▸ **PROBLEM TO SOLVE**
In the Buffalo County history, what led many people to settle temporarily along the trail within the county's original limits? Answer in one to three sentences.

▸ **PAGE EXCERPT**
━━━━━━━━━━━━━━━━━━━━━━━━━━━━━━

Buffalo County in 1870

 

 

    We now come to the history of the organization, or more appropriately, the reorganization, of Buffalo County in the year 1870.

     

    On May 30, 1854, President Franklin Pierce signed the Nebraska-Kansas bill by which act Nebraska became a territory.

     

    On March 4, 1867, on proclamation of President Andrew Johnson, Nebraska  became a state.  As before noted, at the second session of the Territorial legislature which convened December 18, 1855, Buffalo County was named and its boundaries defined, not one adjoined Buffalo County.  In fact until the year 1858 there was not a county adjoining Buffalo County.  The establishment of Fort Kearney in 1848, the fertility of the Wood River Valley, the enormous emigration over the trail north of the Platte River, doubtless led many people to make temporary settlement along the trail and within the limits of Buffalo County as first named and bounded.

━━━━━━━━━━━━━━━━━━━━━━━━━━━━━━

▸ **RECORD EXTRACTS**
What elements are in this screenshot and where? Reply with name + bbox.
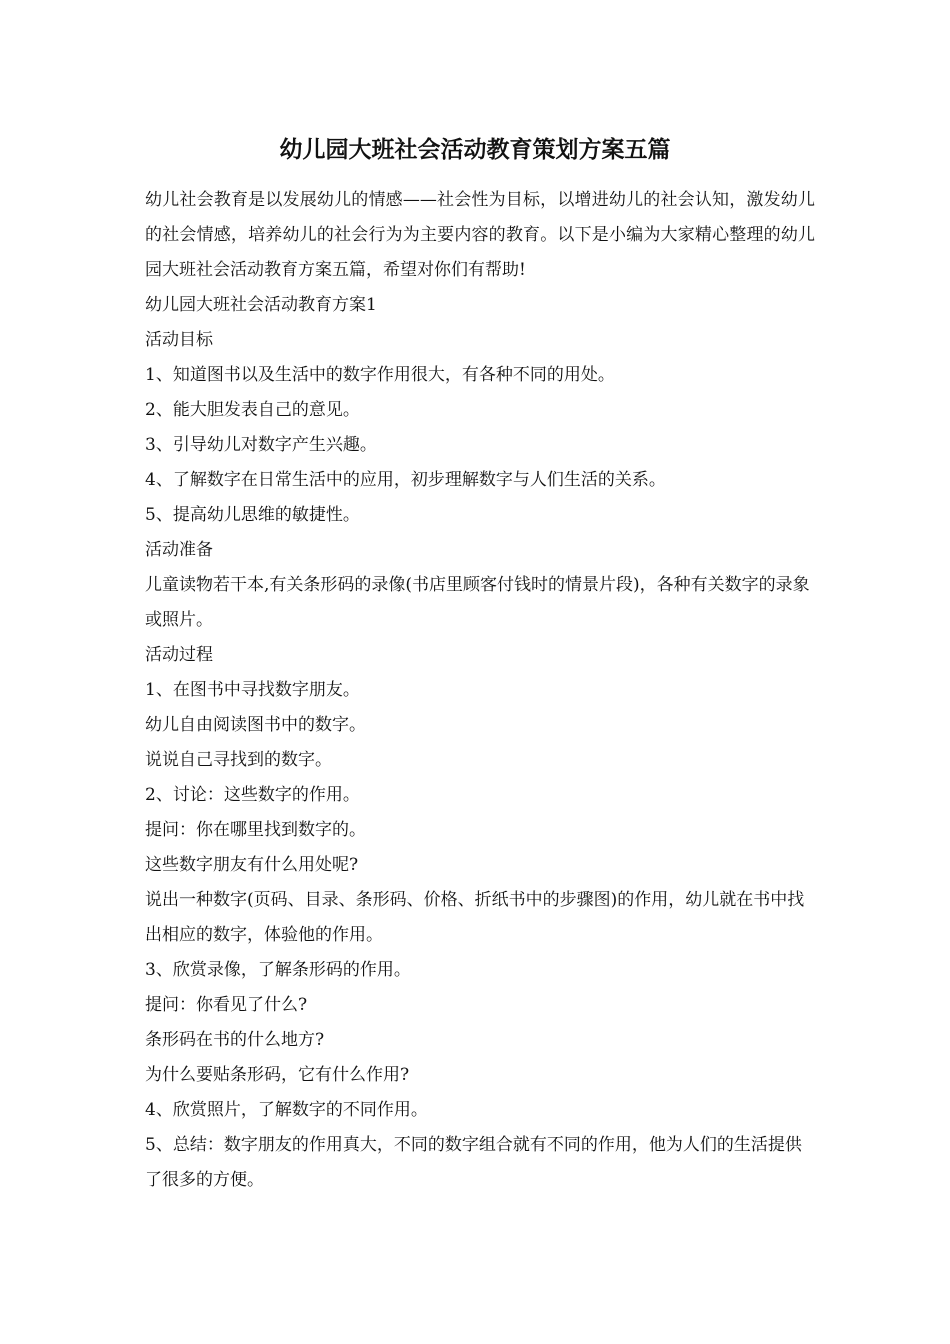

━━━━━━━━━━━━━━━━━━━━━━━━━━━━━━

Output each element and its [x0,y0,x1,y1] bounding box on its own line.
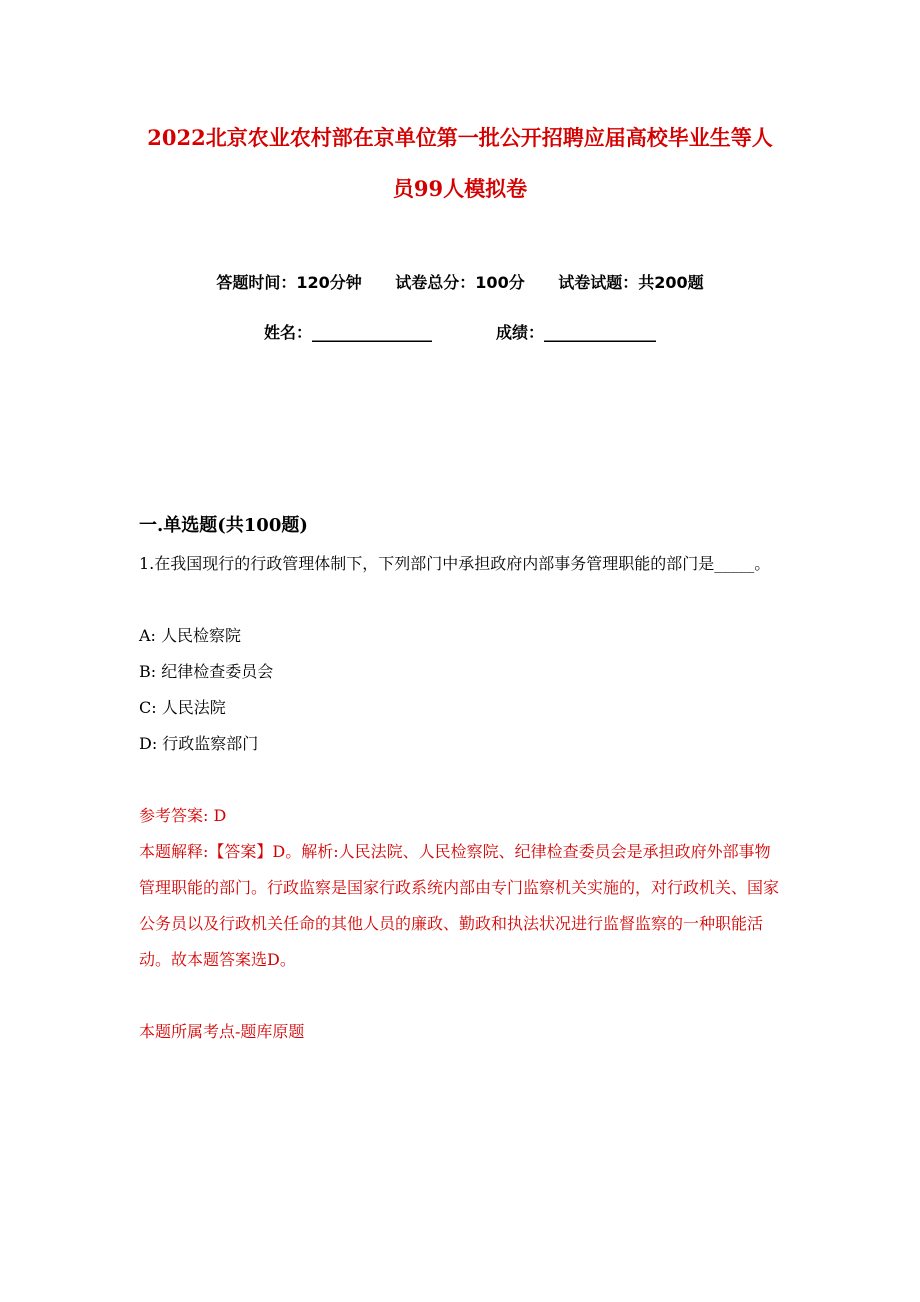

━━━━━━━━━━━━━━━━━━━━━━━━━━━━━━

▸ **IN RESPONSE**
Three things drew them: the establishment of Fort Kearney in 1848, the fertility of the Wood River Valley, and the enormous emigration over the trail north of the Platte River. Together these doubtless led many people to make temporary settlements along the trail inside Buffalo County as it was first named and bounded.